**Stated goal:** Reproduce each line of the material exactly, minus any picture.

**The records:**
*-*-*

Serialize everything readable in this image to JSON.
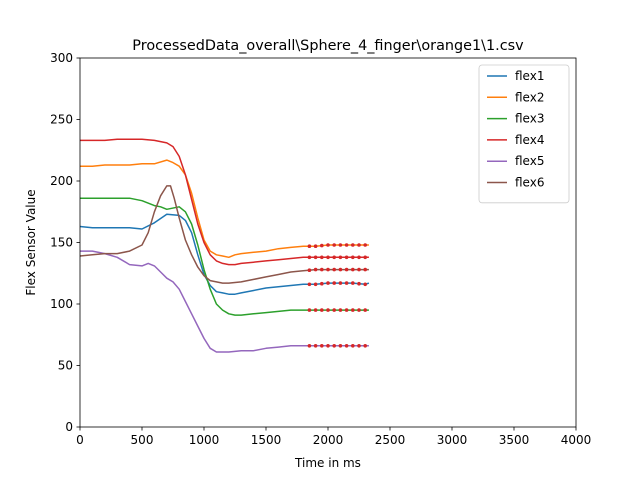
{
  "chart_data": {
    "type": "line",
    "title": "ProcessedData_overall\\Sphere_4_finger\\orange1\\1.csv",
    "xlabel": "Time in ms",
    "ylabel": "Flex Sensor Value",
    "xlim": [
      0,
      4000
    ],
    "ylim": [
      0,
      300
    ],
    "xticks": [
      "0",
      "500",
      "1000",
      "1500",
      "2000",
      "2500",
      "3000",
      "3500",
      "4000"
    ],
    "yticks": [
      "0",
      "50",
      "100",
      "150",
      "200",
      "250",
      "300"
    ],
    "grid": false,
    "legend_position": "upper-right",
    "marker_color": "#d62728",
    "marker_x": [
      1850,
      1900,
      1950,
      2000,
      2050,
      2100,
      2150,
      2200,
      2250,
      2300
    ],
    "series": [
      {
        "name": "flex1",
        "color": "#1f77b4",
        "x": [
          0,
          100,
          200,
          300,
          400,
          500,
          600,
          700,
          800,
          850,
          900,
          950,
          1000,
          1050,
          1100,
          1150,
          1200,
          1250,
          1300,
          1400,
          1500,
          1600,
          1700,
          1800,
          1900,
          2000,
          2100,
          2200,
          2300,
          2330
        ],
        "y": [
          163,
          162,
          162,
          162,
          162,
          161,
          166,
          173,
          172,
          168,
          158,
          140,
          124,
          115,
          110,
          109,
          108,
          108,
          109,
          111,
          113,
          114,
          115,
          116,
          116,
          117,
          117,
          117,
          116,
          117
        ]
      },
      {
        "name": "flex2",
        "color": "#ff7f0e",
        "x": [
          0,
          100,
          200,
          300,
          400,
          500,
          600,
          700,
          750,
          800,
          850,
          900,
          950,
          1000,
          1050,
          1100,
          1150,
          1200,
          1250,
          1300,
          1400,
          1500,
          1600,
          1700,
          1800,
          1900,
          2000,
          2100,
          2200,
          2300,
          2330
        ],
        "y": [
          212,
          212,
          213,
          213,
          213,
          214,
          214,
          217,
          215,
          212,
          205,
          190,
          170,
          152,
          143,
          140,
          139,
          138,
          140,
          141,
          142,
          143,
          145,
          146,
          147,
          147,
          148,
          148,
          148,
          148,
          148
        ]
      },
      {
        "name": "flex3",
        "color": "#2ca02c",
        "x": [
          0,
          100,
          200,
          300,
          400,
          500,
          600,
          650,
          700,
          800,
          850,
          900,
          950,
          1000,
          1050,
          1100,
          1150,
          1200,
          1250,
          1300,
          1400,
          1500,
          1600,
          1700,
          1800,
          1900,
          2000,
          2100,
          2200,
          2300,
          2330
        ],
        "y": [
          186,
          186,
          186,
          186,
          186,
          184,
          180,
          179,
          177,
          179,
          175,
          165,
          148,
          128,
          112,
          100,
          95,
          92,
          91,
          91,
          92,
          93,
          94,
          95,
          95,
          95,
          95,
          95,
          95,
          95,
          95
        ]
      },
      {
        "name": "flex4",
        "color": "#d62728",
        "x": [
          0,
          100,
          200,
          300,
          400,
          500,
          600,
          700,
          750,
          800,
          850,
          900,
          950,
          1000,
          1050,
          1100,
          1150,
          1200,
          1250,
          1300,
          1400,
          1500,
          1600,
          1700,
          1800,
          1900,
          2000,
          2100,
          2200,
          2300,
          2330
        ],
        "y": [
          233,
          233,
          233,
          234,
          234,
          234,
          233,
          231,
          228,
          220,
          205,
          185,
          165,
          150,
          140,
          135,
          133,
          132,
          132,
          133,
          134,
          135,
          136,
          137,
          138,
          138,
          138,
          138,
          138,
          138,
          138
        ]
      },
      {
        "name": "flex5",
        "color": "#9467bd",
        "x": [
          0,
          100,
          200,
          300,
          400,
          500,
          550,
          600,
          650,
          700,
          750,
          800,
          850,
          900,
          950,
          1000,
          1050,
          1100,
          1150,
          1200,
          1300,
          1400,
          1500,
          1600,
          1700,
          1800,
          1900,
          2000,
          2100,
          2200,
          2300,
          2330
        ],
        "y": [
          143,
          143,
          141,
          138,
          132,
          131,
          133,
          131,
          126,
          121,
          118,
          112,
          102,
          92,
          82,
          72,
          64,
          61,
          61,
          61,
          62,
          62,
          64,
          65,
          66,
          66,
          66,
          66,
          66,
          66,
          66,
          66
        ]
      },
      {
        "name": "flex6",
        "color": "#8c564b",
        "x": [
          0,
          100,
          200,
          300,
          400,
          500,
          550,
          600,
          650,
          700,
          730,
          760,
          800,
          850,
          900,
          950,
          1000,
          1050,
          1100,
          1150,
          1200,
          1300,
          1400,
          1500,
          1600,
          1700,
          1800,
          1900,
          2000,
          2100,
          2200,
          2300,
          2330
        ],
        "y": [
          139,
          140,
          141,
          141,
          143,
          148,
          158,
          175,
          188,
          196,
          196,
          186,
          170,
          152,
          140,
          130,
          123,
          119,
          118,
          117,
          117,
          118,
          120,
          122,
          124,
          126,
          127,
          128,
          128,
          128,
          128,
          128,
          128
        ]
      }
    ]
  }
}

*-*-*

**Exercise answer:**
Serialize everything readable in this image to JSON.
{
  "chart_data": {
    "type": "line",
    "title": "ProcessedData_overall\\Sphere_4_finger\\orange1\\1.csv",
    "xlabel": "Time in ms",
    "ylabel": "Flex Sensor Value",
    "xlim": [
      0,
      4000
    ],
    "ylim": [
      0,
      300
    ],
    "xticks": [
      "0",
      "500",
      "1000",
      "1500",
      "2000",
      "2500",
      "3000",
      "3500",
      "4000"
    ],
    "yticks": [
      "0",
      "50",
      "100",
      "150",
      "200",
      "250",
      "300"
    ],
    "grid": false,
    "legend_position": "upper-right",
    "marker_color": "#d62728",
    "marker_x": [
      1850,
      1900,
      1950,
      2000,
      2050,
      2100,
      2150,
      2200,
      2250,
      2300
    ],
    "series": [
      {
        "name": "flex1",
        "color": "#1f77b4",
        "x": [
          0,
          100,
          200,
          300,
          400,
          500,
          600,
          700,
          800,
          850,
          900,
          950,
          1000,
          1050,
          1100,
          1150,
          1200,
          1250,
          1300,
          1400,
          1500,
          1600,
          1700,
          1800,
          1900,
          2000,
          2100,
          2200,
          2300,
          2330
        ],
        "y": [
          163,
          162,
          162,
          162,
          162,
          161,
          166,
          173,
          172,
          168,
          158,
          140,
          124,
          115,
          110,
          109,
          108,
          108,
          109,
          111,
          113,
          114,
          115,
          116,
          116,
          117,
          117,
          117,
          116,
          117
        ]
      },
      {
        "name": "flex2",
        "color": "#ff7f0e",
        "x": [
          0,
          100,
          200,
          300,
          400,
          500,
          600,
          700,
          750,
          800,
          850,
          900,
          950,
          1000,
          1050,
          1100,
          1150,
          1200,
          1250,
          1300,
          1400,
          1500,
          1600,
          1700,
          1800,
          1900,
          2000,
          2100,
          2200,
          2300,
          2330
        ],
        "y": [
          212,
          212,
          213,
          213,
          213,
          214,
          214,
          217,
          215,
          212,
          205,
          190,
          170,
          152,
          143,
          140,
          139,
          138,
          140,
          141,
          142,
          143,
          145,
          146,
          147,
          147,
          148,
          148,
          148,
          148,
          148
        ]
      },
      {
        "name": "flex3",
        "color": "#2ca02c",
        "x": [
          0,
          100,
          200,
          300,
          400,
          500,
          600,
          650,
          700,
          800,
          850,
          900,
          950,
          1000,
          1050,
          1100,
          1150,
          1200,
          1250,
          1300,
          1400,
          1500,
          1600,
          1700,
          1800,
          1900,
          2000,
          2100,
          2200,
          2300,
          2330
        ],
        "y": [
          186,
          186,
          186,
          186,
          186,
          184,
          180,
          179,
          177,
          179,
          175,
          165,
          148,
          128,
          112,
          100,
          95,
          92,
          91,
          91,
          92,
          93,
          94,
          95,
          95,
          95,
          95,
          95,
          95,
          95,
          95
        ]
      },
      {
        "name": "flex4",
        "color": "#d62728",
        "x": [
          0,
          100,
          200,
          300,
          400,
          500,
          600,
          700,
          750,
          800,
          850,
          900,
          950,
          1000,
          1050,
          1100,
          1150,
          1200,
          1250,
          1300,
          1400,
          1500,
          1600,
          1700,
          1800,
          1900,
          2000,
          2100,
          2200,
          2300,
          2330
        ],
        "y": [
          233,
          233,
          233,
          234,
          234,
          234,
          233,
          231,
          228,
          220,
          205,
          185,
          165,
          150,
          140,
          135,
          133,
          132,
          132,
          133,
          134,
          135,
          136,
          137,
          138,
          138,
          138,
          138,
          138,
          138,
          138
        ]
      },
      {
        "name": "flex5",
        "color": "#9467bd",
        "x": [
          0,
          100,
          200,
          300,
          400,
          500,
          550,
          600,
          650,
          700,
          750,
          800,
          850,
          900,
          950,
          1000,
          1050,
          1100,
          1150,
          1200,
          1300,
          1400,
          1500,
          1600,
          1700,
          1800,
          1900,
          2000,
          2100,
          2200,
          2300,
          2330
        ],
        "y": [
          143,
          143,
          141,
          138,
          132,
          131,
          133,
          131,
          126,
          121,
          118,
          112,
          102,
          92,
          82,
          72,
          64,
          61,
          61,
          61,
          62,
          62,
          64,
          65,
          66,
          66,
          66,
          66,
          66,
          66,
          66,
          66
        ]
      },
      {
        "name": "flex6",
        "color": "#8c564b",
        "x": [
          0,
          100,
          200,
          300,
          400,
          500,
          550,
          600,
          650,
          700,
          730,
          760,
          800,
          850,
          900,
          950,
          1000,
          1050,
          1100,
          1150,
          1200,
          1300,
          1400,
          1500,
          1600,
          1700,
          1800,
          1900,
          2000,
          2100,
          2200,
          2300,
          2330
        ],
        "y": [
          139,
          140,
          141,
          141,
          143,
          148,
          158,
          175,
          188,
          196,
          196,
          186,
          170,
          152,
          140,
          130,
          123,
          119,
          118,
          117,
          117,
          118,
          120,
          122,
          124,
          126,
          127,
          128,
          128,
          128,
          128,
          128,
          128
        ]
      }
    ]
  }
}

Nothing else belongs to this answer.